#### [SET PROBLEM]
Repeat the lines that follow, leaving nothing out.

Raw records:
"""

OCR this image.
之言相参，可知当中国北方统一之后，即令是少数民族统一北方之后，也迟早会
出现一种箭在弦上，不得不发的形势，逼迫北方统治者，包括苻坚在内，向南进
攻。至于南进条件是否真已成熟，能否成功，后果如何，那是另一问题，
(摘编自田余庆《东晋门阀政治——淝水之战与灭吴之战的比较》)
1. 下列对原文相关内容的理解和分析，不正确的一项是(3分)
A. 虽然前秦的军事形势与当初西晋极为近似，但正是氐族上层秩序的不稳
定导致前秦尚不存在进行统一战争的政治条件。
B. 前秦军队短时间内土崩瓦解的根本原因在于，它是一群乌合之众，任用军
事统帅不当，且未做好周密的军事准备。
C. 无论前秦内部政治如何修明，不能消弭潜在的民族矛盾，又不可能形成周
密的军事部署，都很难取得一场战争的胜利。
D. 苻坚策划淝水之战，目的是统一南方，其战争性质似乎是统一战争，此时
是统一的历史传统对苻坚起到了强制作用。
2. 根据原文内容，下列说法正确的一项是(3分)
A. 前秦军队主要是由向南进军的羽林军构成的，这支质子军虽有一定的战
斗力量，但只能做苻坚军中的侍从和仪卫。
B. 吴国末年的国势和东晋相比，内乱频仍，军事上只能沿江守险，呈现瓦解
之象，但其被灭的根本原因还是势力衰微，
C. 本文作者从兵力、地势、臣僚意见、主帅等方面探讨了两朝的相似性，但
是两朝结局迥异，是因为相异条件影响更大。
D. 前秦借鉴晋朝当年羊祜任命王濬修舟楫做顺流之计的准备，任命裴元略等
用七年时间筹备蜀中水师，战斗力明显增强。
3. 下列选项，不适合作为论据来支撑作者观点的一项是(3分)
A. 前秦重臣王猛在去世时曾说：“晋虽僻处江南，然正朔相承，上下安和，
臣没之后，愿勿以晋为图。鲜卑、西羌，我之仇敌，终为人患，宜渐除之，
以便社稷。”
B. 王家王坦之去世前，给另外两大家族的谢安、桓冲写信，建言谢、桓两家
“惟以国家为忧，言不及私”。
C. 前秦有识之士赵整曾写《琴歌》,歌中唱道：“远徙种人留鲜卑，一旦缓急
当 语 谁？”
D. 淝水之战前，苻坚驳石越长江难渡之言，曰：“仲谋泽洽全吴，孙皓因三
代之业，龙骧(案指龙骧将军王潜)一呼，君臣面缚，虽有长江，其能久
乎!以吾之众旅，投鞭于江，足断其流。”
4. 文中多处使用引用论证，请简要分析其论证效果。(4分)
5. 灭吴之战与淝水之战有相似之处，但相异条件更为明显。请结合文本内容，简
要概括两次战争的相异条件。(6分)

"""

#### [RESPONSE TO THIS EXERCISE]
OCR this image.
之言相参，可知当中国北方统一之后，即令是少数民族统一北方之后，也迟早会
出现一种箭在弦上，不得不发的形势，逼迫北方统治者，包括苻坚在内，向南进
攻。至于南进条件是否真已成熟，能否成功，后果如何，那是另一问题，
(摘编自田余庆《东晋门阀政治——淝水之战与灭吴之战的比较》)
1. 下列对原文相关内容的理解和分析，不正确的一项是(3分)
A. 虽然前秦的军事形势与当初西晋极为近似，但正是氐族上层秩序的不稳
定导致前秦尚不存在进行统一战争的政治条件。
B. 前秦军队短时间内土崩瓦解的根本原因在于，它是一群乌合之众，任用军
事统帅不当，且未做好周密的军事准备。
C. 无论前秦内部政治如何修明，不能消弭潜在的民族矛盾，又不可能形成周
密的军事部署，都很难取得一场战争的胜利。
D. 苻坚策划淝水之战，目的是统一南方，其战争性质似乎是统一战争，此时
是统一的历史传统对苻坚起到了强制作用。
2. 根据原文内容，下列说法正确的一项是(3分)
A. 前秦军队主要是由向南进军的羽林军构成的，这支质子军虽有一定的战
斗力量，但只能做苻坚军中的侍从和仪卫。
B. 吴国末年的国势和东晋相比，内乱频仍，军事上只能沿江守险，呈现瓦解
之象，但其被灭的根本原因还是势力衰微，
C. 本文作者从兵力、地势、臣僚意见、主帅等方面探讨了两朝的相似性，但
是两朝结局迥异，是因为相异条件影响更大。
D. 前秦借鉴晋朝当年羊祜任命王濬修舟楫做顺流之计的准备，任命裴元略等
用七年时间筹备蜀中水师，战斗力明显增强。
3. 下列选项，不适合作为论据来支撑作者观点的一项是(3分)
A. 前秦重臣王猛在去世时曾说：“晋虽僻处江南，然正朔相承，上下安和，
臣没之后，愿勿以晋为图。鲜卑、西羌，我之仇敌，终为人患，宜渐除之，
以便社稷。”
B. 王家王坦之去世前，给另外两大家族的谢安、桓冲写信，建言谢、桓两家
“惟以国家为忧，言不及私”。
C. 前秦有识之士赵整曾写《琴歌》,歌中唱道：“远徙种人留鲜卑，一旦缓急
当 语 谁？”
D. 淝水之战前，苻坚驳石越长江难渡之言，曰：“仲谋泽洽全吴，孙皓因三
代之业，龙骧(案指龙骧将军王潜)一呼，君臣面缚，虽有长江，其能久
乎!以吾之众旅，投鞭于江，足断其流。”
4. 文中多处使用引用论证，请简要分析其论证效果。(4分)
5. 灭吴之战与淝水之战有相似之处，但相异条件更为明显。请结合文本内容，简
要概括两次战争的相异条件。(6分)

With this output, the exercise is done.